# START OF Records provided
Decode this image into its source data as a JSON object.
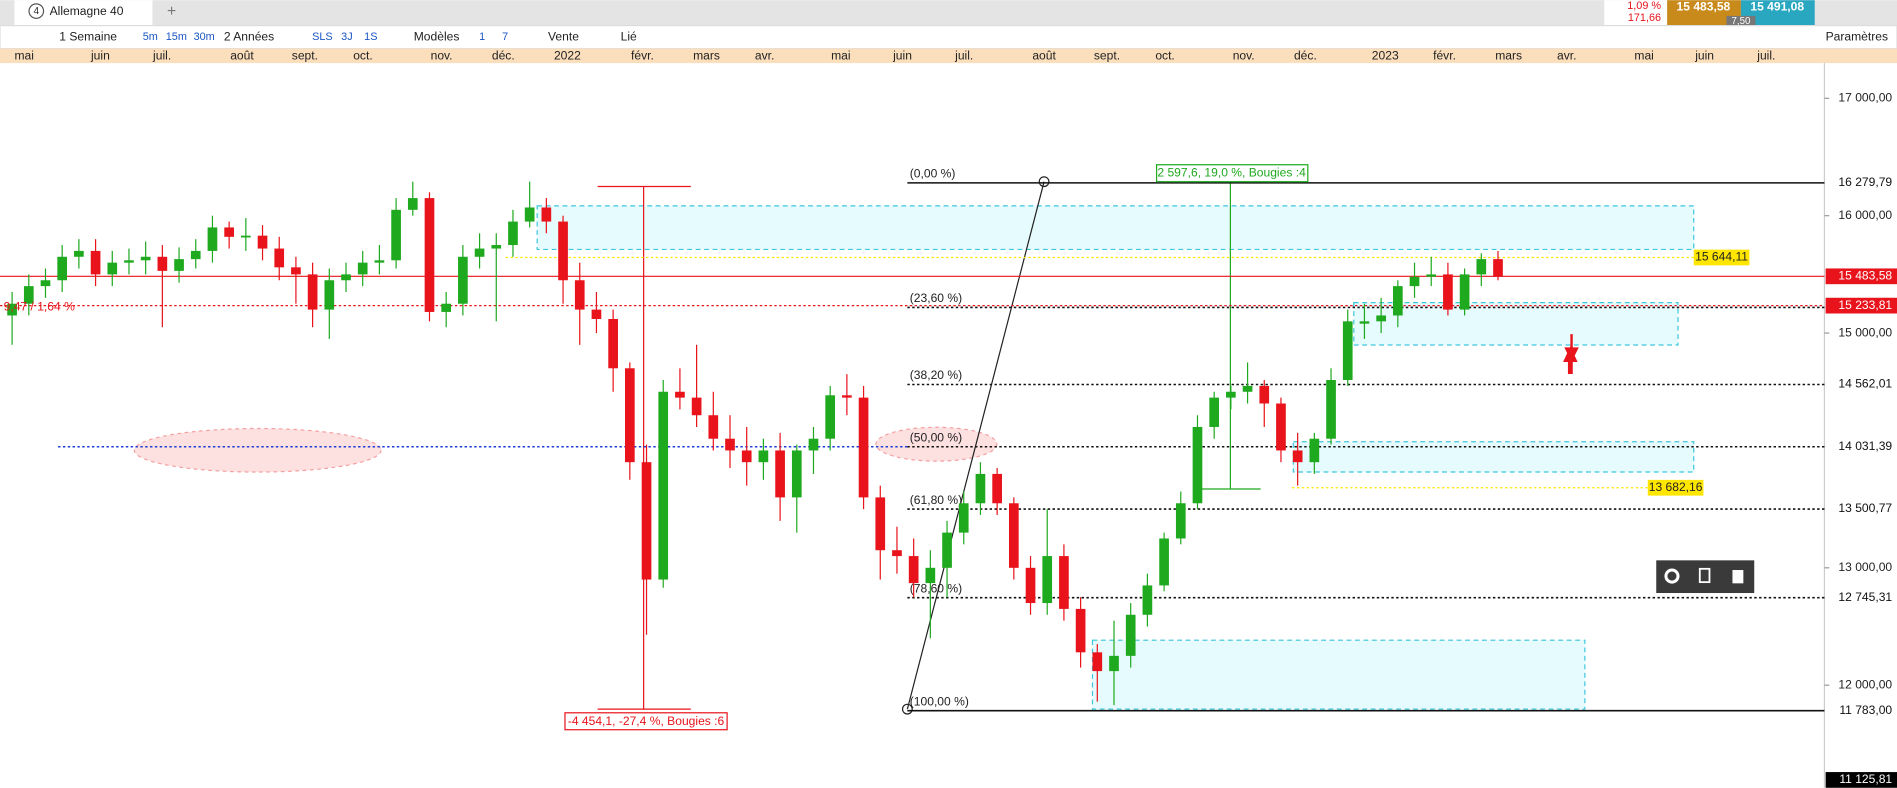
{
  "tab": {
    "number": "4",
    "title": "Allemagne 40"
  },
  "toolbar": {
    "interval": "1 Semaine",
    "quick": [
      "5m",
      "15m",
      "30m"
    ],
    "range": "2 Années",
    "modes": [
      "SLS",
      "3J",
      "1S"
    ],
    "models": "Modèles",
    "counts": [
      "1",
      "7"
    ],
    "order": "Vente",
    "link": "Lié",
    "settings": "Paramètres"
  },
  "quote": {
    "change": "1,09 %",
    "change_abs": "171,66",
    "bid": "15 483,58",
    "ask": "15 491,08",
    "spread": "7,50"
  },
  "chart_data": {
    "type": "candlestick",
    "months": [
      "mai",
      "juin",
      "juil.",
      "août",
      "sept.",
      "oct.",
      "nov.",
      "déc.",
      "2022",
      "févr.",
      "mars",
      "avr.",
      "mai",
      "juin",
      "juil.",
      "août",
      "sept.",
      "oct.",
      "nov.",
      "déc.",
      "2023",
      "févr.",
      "mars",
      "avr.",
      "mai",
      "juin",
      "juil."
    ],
    "open": [
      15150,
      15250,
      15400,
      15450,
      15650,
      15700,
      15500,
      15600,
      15620,
      15650,
      15530,
      15630,
      15700,
      15900,
      15820,
      15830,
      15720,
      15560,
      15500,
      15200,
      15450,
      15500,
      15600,
      15620,
      16050,
      16150,
      15180,
      15250,
      15650,
      15720,
      15750,
      15950,
      16070,
      15950,
      15450,
      15200,
      15120,
      14700,
      13900,
      12900,
      14500,
      14450,
      14300,
      14100,
      14000,
      13900,
      14000,
      13600,
      14000,
      14100,
      14470,
      14450,
      13600,
      13150,
      13100,
      12870,
      13000,
      13300,
      13550,
      13800,
      13550,
      13000,
      12700,
      13100,
      12650,
      12280,
      12120,
      12250,
      12600,
      12850,
      13250,
      13550,
      14200,
      14450,
      14500,
      14550,
      14400,
      14000,
      13900,
      14100,
      14600,
      15080,
      15100,
      15150,
      15400,
      15480,
      15500,
      15200,
      15500,
      15630
    ],
    "high": [
      15350,
      15500,
      15550,
      15750,
      15800,
      15800,
      15700,
      15720,
      15780,
      15750,
      15730,
      15800,
      16000,
      15950,
      15980,
      15920,
      15820,
      15650,
      15600,
      15550,
      15600,
      15700,
      15750,
      16150,
      16290,
      16200,
      15350,
      15750,
      15850,
      15850,
      16050,
      16290,
      16150,
      16000,
      15600,
      15350,
      15200,
      14750,
      14050,
      14600,
      14700,
      14900,
      14500,
      14300,
      14200,
      14100,
      14150,
      14050,
      14200,
      14550,
      14650,
      14550,
      13700,
      13350,
      13250,
      13150,
      13400,
      13650,
      13900,
      13850,
      13600,
      13100,
      13500,
      13200,
      12750,
      12350,
      12550,
      12700,
      12950,
      13300,
      13650,
      14300,
      14500,
      14550,
      14750,
      14600,
      14450,
      14150,
      14150,
      14700,
      15200,
      15250,
      15300,
      15450,
      15600,
      15650,
      15600,
      15550,
      15680,
      15700
    ],
    "low": [
      14900,
      15150,
      15300,
      15350,
      15550,
      15400,
      15400,
      15500,
      15500,
      15050,
      15430,
      15550,
      15600,
      15720,
      15700,
      15620,
      15450,
      15250,
      15050,
      14950,
      15350,
      15400,
      15500,
      15550,
      16000,
      15100,
      15050,
      15150,
      15550,
      15100,
      15650,
      15900,
      15850,
      15250,
      14900,
      15000,
      14500,
      13750,
      12430,
      12830,
      14350,
      14200,
      14000,
      13850,
      13700,
      13750,
      13400,
      13300,
      13800,
      14000,
      14300,
      13500,
      12900,
      12950,
      12750,
      12400,
      12750,
      13200,
      13450,
      13450,
      12900,
      12600,
      12600,
      12550,
      12150,
      11860,
      11830,
      12150,
      12500,
      12800,
      13200,
      13500,
      14100,
      14350,
      14400,
      14200,
      13900,
      13700,
      13800,
      14050,
      14550,
      14950,
      15000,
      15050,
      15300,
      15400,
      15150,
      15150,
      15400,
      15450
    ],
    "close": [
      15250,
      15400,
      15450,
      15650,
      15700,
      15500,
      15600,
      15620,
      15650,
      15530,
      15630,
      15700,
      15900,
      15820,
      15830,
      15720,
      15560,
      15500,
      15200,
      15450,
      15500,
      15600,
      15620,
      16050,
      16150,
      15180,
      15250,
      15650,
      15720,
      15750,
      15950,
      16070,
      15950,
      15450,
      15200,
      15120,
      14700,
      13900,
      12900,
      14500,
      14450,
      14300,
      14100,
      14000,
      13900,
      14000,
      13600,
      14000,
      14100,
      14470,
      14450,
      13600,
      13150,
      13100,
      12870,
      13000,
      13300,
      13550,
      13800,
      13550,
      13000,
      12700,
      13100,
      12650,
      12280,
      12120,
      12250,
      12600,
      12850,
      13250,
      13550,
      14200,
      14450,
      14500,
      14550,
      14400,
      14000,
      13900,
      14100,
      14600,
      15100,
      15100,
      15150,
      15400,
      15480,
      15500,
      15200,
      15500,
      15630,
      15480
    ],
    "ylim": [
      11125.81,
      17300
    ],
    "yticks": [
      {
        "value": 17000,
        "label": "17 000,00"
      },
      {
        "value": 16000,
        "label": "16 000,00"
      },
      {
        "value": 15000,
        "label": "15 000,00"
      },
      {
        "value": 13000,
        "label": "13 000,00"
      },
      {
        "value": 12000,
        "label": "12 000,00"
      }
    ],
    "fib_levels": [
      {
        "label": "(0,00 %)",
        "value": 16279.79,
        "value_label": "16 279,79"
      },
      {
        "label": "(23,60 %)",
        "value": 15218.55
      },
      {
        "label": "(38,20 %)",
        "value": 14562.01,
        "value_label": "14 562,01"
      },
      {
        "label": "(50,00 %)",
        "value": 14031.39,
        "value_label": "14 031,39"
      },
      {
        "label": "(61,80 %)",
        "value": 13500.77,
        "value_label": "13 500,77"
      },
      {
        "label": "(78,60 %)",
        "value": 12745.31,
        "value_label": "12 745,31"
      },
      {
        "label": "(100,00 %)",
        "value": 11783,
        "value_label": "11 783,00"
      }
    ],
    "price_lines": [
      {
        "value": 15644.11,
        "label": "15 644,11",
        "color": "#ffe600"
      },
      {
        "value": 15483.58,
        "label": "15 483,58",
        "color": "#e8131b"
      },
      {
        "value": 15233.81,
        "label": "15 233,81",
        "color": "#e8131b"
      },
      {
        "value": 13682.16,
        "label": "13 682,16",
        "color": "#ffe600"
      },
      {
        "value": 11125.81,
        "label": "11 125,81",
        "color": "#000000"
      }
    ],
    "annotations": {
      "rise": "2 597,6, 19,0 %, Bougies :4",
      "fall": "-4 454,1, -27,4 %, Bougies :6",
      "ratio": "9,47 / 1,64 %"
    },
    "colors": {
      "up": "#1fa91f",
      "down": "#e8131b"
    }
  }
}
# END OF Records provided
Exclude the pictures and transcribe all of the entries exactly.

> [Solution below]
Decode this image into its source data as a JSON object.
{
  "tab": {
    "number": "4",
    "title": "Allemagne 40"
  },
  "toolbar": {
    "interval": "1 Semaine",
    "quick": [
      "5m",
      "15m",
      "30m"
    ],
    "range": "2 Années",
    "modes": [
      "SLS",
      "3J",
      "1S"
    ],
    "models": "Modèles",
    "counts": [
      "1",
      "7"
    ],
    "order": "Vente",
    "link": "Lié",
    "settings": "Paramètres"
  },
  "quote": {
    "change": "1,09 %",
    "change_abs": "171,66",
    "bid": "15 483,58",
    "ask": "15 491,08",
    "spread": "7,50"
  },
  "chart_data": {
    "type": "candlestick",
    "months": [
      "mai",
      "juin",
      "juil.",
      "août",
      "sept.",
      "oct.",
      "nov.",
      "déc.",
      "2022",
      "févr.",
      "mars",
      "avr.",
      "mai",
      "juin",
      "juil.",
      "août",
      "sept.",
      "oct.",
      "nov.",
      "déc.",
      "2023",
      "févr.",
      "mars",
      "avr.",
      "mai",
      "juin",
      "juil."
    ],
    "open": [
      15150,
      15250,
      15400,
      15450,
      15650,
      15700,
      15500,
      15600,
      15620,
      15650,
      15530,
      15630,
      15700,
      15900,
      15820,
      15830,
      15720,
      15560,
      15500,
      15200,
      15450,
      15500,
      15600,
      15620,
      16050,
      16150,
      15180,
      15250,
      15650,
      15720,
      15750,
      15950,
      16070,
      15950,
      15450,
      15200,
      15120,
      14700,
      13900,
      12900,
      14500,
      14450,
      14300,
      14100,
      14000,
      13900,
      14000,
      13600,
      14000,
      14100,
      14470,
      14450,
      13600,
      13150,
      13100,
      12870,
      13000,
      13300,
      13550,
      13800,
      13550,
      13000,
      12700,
      13100,
      12650,
      12280,
      12120,
      12250,
      12600,
      12850,
      13250,
      13550,
      14200,
      14450,
      14500,
      14550,
      14400,
      14000,
      13900,
      14100,
      14600,
      15080,
      15100,
      15150,
      15400,
      15480,
      15500,
      15200,
      15500,
      15630
    ],
    "high": [
      15350,
      15500,
      15550,
      15750,
      15800,
      15800,
      15700,
      15720,
      15780,
      15750,
      15730,
      15800,
      16000,
      15950,
      15980,
      15920,
      15820,
      15650,
      15600,
      15550,
      15600,
      15700,
      15750,
      16150,
      16290,
      16200,
      15350,
      15750,
      15850,
      15850,
      16050,
      16290,
      16150,
      16000,
      15600,
      15350,
      15200,
      14750,
      14050,
      14600,
      14700,
      14900,
      14500,
      14300,
      14200,
      14100,
      14150,
      14050,
      14200,
      14550,
      14650,
      14550,
      13700,
      13350,
      13250,
      13150,
      13400,
      13650,
      13900,
      13850,
      13600,
      13100,
      13500,
      13200,
      12750,
      12350,
      12550,
      12700,
      12950,
      13300,
      13650,
      14300,
      14500,
      14550,
      14750,
      14600,
      14450,
      14150,
      14150,
      14700,
      15200,
      15250,
      15300,
      15450,
      15600,
      15650,
      15600,
      15550,
      15680,
      15700
    ],
    "low": [
      14900,
      15150,
      15300,
      15350,
      15550,
      15400,
      15400,
      15500,
      15500,
      15050,
      15430,
      15550,
      15600,
      15720,
      15700,
      15620,
      15450,
      15250,
      15050,
      14950,
      15350,
      15400,
      15500,
      15550,
      16000,
      15100,
      15050,
      15150,
      15550,
      15100,
      15650,
      15900,
      15850,
      15250,
      14900,
      15000,
      14500,
      13750,
      12430,
      12830,
      14350,
      14200,
      14000,
      13850,
      13700,
      13750,
      13400,
      13300,
      13800,
      14000,
      14300,
      13500,
      12900,
      12950,
      12750,
      12400,
      12750,
      13200,
      13450,
      13450,
      12900,
      12600,
      12600,
      12550,
      12150,
      11860,
      11830,
      12150,
      12500,
      12800,
      13200,
      13500,
      14100,
      14350,
      14400,
      14200,
      13900,
      13700,
      13800,
      14050,
      14550,
      14950,
      15000,
      15050,
      15300,
      15400,
      15150,
      15150,
      15400,
      15450
    ],
    "close": [
      15250,
      15400,
      15450,
      15650,
      15700,
      15500,
      15600,
      15620,
      15650,
      15530,
      15630,
      15700,
      15900,
      15820,
      15830,
      15720,
      15560,
      15500,
      15200,
      15450,
      15500,
      15600,
      15620,
      16050,
      16150,
      15180,
      15250,
      15650,
      15720,
      15750,
      15950,
      16070,
      15950,
      15450,
      15200,
      15120,
      14700,
      13900,
      12900,
      14500,
      14450,
      14300,
      14100,
      14000,
      13900,
      14000,
      13600,
      14000,
      14100,
      14470,
      14450,
      13600,
      13150,
      13100,
      12870,
      13000,
      13300,
      13550,
      13800,
      13550,
      13000,
      12700,
      13100,
      12650,
      12280,
      12120,
      12250,
      12600,
      12850,
      13250,
      13550,
      14200,
      14450,
      14500,
      14550,
      14400,
      14000,
      13900,
      14100,
      14600,
      15100,
      15100,
      15150,
      15400,
      15480,
      15500,
      15200,
      15500,
      15630,
      15480
    ],
    "ylim": [
      11125.81,
      17300
    ],
    "yticks": [
      {
        "value": 17000,
        "label": "17 000,00"
      },
      {
        "value": 16000,
        "label": "16 000,00"
      },
      {
        "value": 15000,
        "label": "15 000,00"
      },
      {
        "value": 13000,
        "label": "13 000,00"
      },
      {
        "value": 12000,
        "label": "12 000,00"
      }
    ],
    "fib_levels": [
      {
        "label": "(0,00 %)",
        "value": 16279.79,
        "value_label": "16 279,79"
      },
      {
        "label": "(23,60 %)",
        "value": 15218.55
      },
      {
        "label": "(38,20 %)",
        "value": 14562.01,
        "value_label": "14 562,01"
      },
      {
        "label": "(50,00 %)",
        "value": 14031.39,
        "value_label": "14 031,39"
      },
      {
        "label": "(61,80 %)",
        "value": 13500.77,
        "value_label": "13 500,77"
      },
      {
        "label": "(78,60 %)",
        "value": 12745.31,
        "value_label": "12 745,31"
      },
      {
        "label": "(100,00 %)",
        "value": 11783,
        "value_label": "11 783,00"
      }
    ],
    "price_lines": [
      {
        "value": 15644.11,
        "label": "15 644,11",
        "color": "#ffe600"
      },
      {
        "value": 15483.58,
        "label": "15 483,58",
        "color": "#e8131b"
      },
      {
        "value": 15233.81,
        "label": "15 233,81",
        "color": "#e8131b"
      },
      {
        "value": 13682.16,
        "label": "13 682,16",
        "color": "#ffe600"
      },
      {
        "value": 11125.81,
        "label": "11 125,81",
        "color": "#000000"
      }
    ],
    "annotations": {
      "rise": "2 597,6, 19,0 %, Bougies :4",
      "fall": "-4 454,1, -27,4 %, Bougies :6",
      "ratio": "9,47 / 1,64 %"
    },
    "colors": {
      "up": "#1fa91f",
      "down": "#e8131b"
    }
  }
}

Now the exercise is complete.